__THE PROBLEM__
Pull out every line below holding the word "Rainfall".

__DATA SUPPLIED__

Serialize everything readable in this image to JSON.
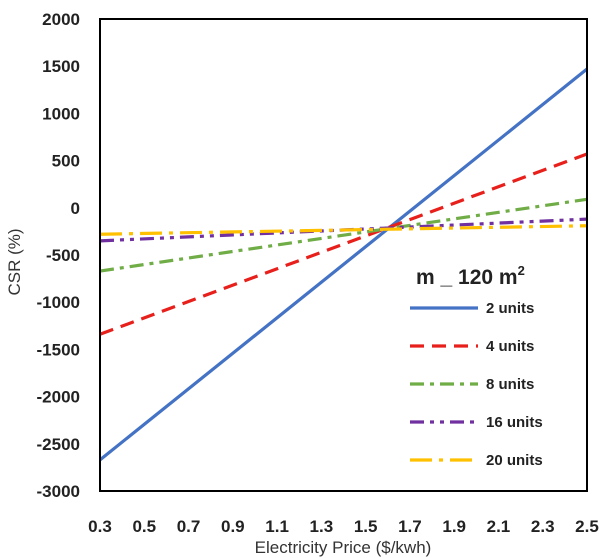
{
  "chart_data": {
    "type": "line",
    "title": "",
    "xlabel": "Electricity Price ($/kwh)",
    "ylabel": "CSR (%)",
    "xlim": [
      0.3,
      2.5
    ],
    "ylim": [
      -3000,
      2000
    ],
    "x_ticks": [
      "0.3",
      "0.5",
      "0.7",
      "0.9",
      "1.1",
      "1.3",
      "1.5",
      "1.7",
      "1.9",
      "2.1",
      "2.3",
      "2.5"
    ],
    "y_ticks": [
      "2000",
      "1500",
      "1000",
      "500",
      "0",
      "-500",
      "-1000",
      "-1500",
      "-2000",
      "-2500",
      "-3000"
    ],
    "grid": false,
    "legend": {
      "title_main": "m _ 120 m",
      "title_sup": "2",
      "placement": "right"
    },
    "series": [
      {
        "name": "2 units",
        "color": "#4472C4",
        "dash": "solid",
        "x": [
          0.3,
          2.5
        ],
        "y": [
          -2670,
          1470
        ]
      },
      {
        "name": "4 units",
        "color": "#E8201C",
        "dash": "dash",
        "x": [
          0.3,
          2.5
        ],
        "y": [
          -1340,
          570
        ]
      },
      {
        "name": "8 units",
        "color": "#70AD47",
        "dash": "dash-dot",
        "x": [
          0.3,
          2.5
        ],
        "y": [
          -670,
          90
        ]
      },
      {
        "name": "16 units",
        "color": "#7030A0",
        "dash": "dash-dot-dot",
        "x": [
          0.3,
          2.5
        ],
        "y": [
          -350,
          -120
        ]
      },
      {
        "name": "20 units",
        "color": "#FFC000",
        "dash": "long-dash-dot",
        "x": [
          0.3,
          2.5
        ],
        "y": [
          -280,
          -190
        ]
      }
    ]
  }
}
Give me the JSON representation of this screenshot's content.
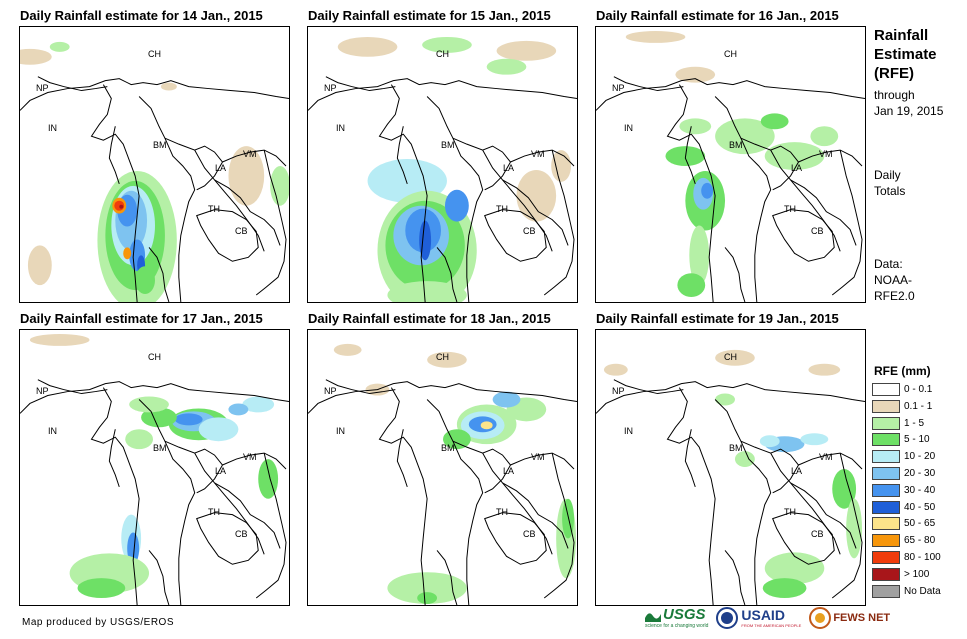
{
  "panels": [
    {
      "title": "Daily Rainfall estimate for 14 Jan., 2015"
    },
    {
      "title": "Daily Rainfall estimate for 15 Jan., 2015"
    },
    {
      "title": "Daily Rainfall estimate for 16 Jan., 2015"
    },
    {
      "title": "Daily Rainfall estimate for 17 Jan., 2015"
    },
    {
      "title": "Daily Rainfall estimate for 18 Jan., 2015"
    },
    {
      "title": "Daily Rainfall estimate for 19 Jan., 2015"
    }
  ],
  "country_labels": {
    "ch": "CH",
    "np": "NP",
    "in": "IN",
    "bm": "BM",
    "la": "LA",
    "vm": "VM",
    "th": "TH",
    "cb": "CB"
  },
  "side": {
    "title_line1": "Rainfall",
    "title_line2": "Estimate",
    "title_line3": "(RFE)",
    "through_line1": "through",
    "through_line2": "Jan 19, 2015",
    "daily_line1": "Daily",
    "daily_line2": "Totals",
    "data_line1": "Data:",
    "data_line2": "NOAA-",
    "data_line3": "RFE2.0"
  },
  "legend": {
    "title": "RFE (mm)",
    "items": [
      {
        "label": "0 - 0.1",
        "color": "#ffffff"
      },
      {
        "label": "0.1 - 1",
        "color": "#e8d7b9"
      },
      {
        "label": "1 - 5",
        "color": "#b5f0a6"
      },
      {
        "label": "5 - 10",
        "color": "#6ee066"
      },
      {
        "label": "10 - 20",
        "color": "#b7ecf5"
      },
      {
        "label": "20 - 30",
        "color": "#7ec3f0"
      },
      {
        "label": "30 - 40",
        "color": "#4593ef"
      },
      {
        "label": "40 - 50",
        "color": "#1f5fd8"
      },
      {
        "label": "50 - 65",
        "color": "#fce48a"
      },
      {
        "label": "65 - 80",
        "color": "#f7960b"
      },
      {
        "label": "80 - 100",
        "color": "#f03c0c"
      },
      {
        "label": "> 100",
        "color": "#a8161a"
      },
      {
        "label": "No Data",
        "color": "#a0a0a0"
      }
    ]
  },
  "credit": "Map produced by USGS/EROS",
  "logos": {
    "usgs": "USGS",
    "usgs_tag": "science for a changing world",
    "usaid": "USAID",
    "usaid_tag": "FROM THE AMERICAN PEOPLE",
    "fews": "FEWS NET"
  }
}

__RESULT FOR THIS TASK__
      "title": "Daily Rainfall estimate for 14 Jan., 2015"
      "title": "Daily Rainfall estimate for 15 Jan., 2015"
      "title": "Daily Rainfall estimate for 16 Jan., 2015"
      "title": "Daily Rainfall estimate for 17 Jan., 2015"
      "title": "Daily Rainfall estimate for 18 Jan., 2015"
      "title": "Daily Rainfall estimate for 19 Jan., 2015"
    "title_line1": "Rainfall",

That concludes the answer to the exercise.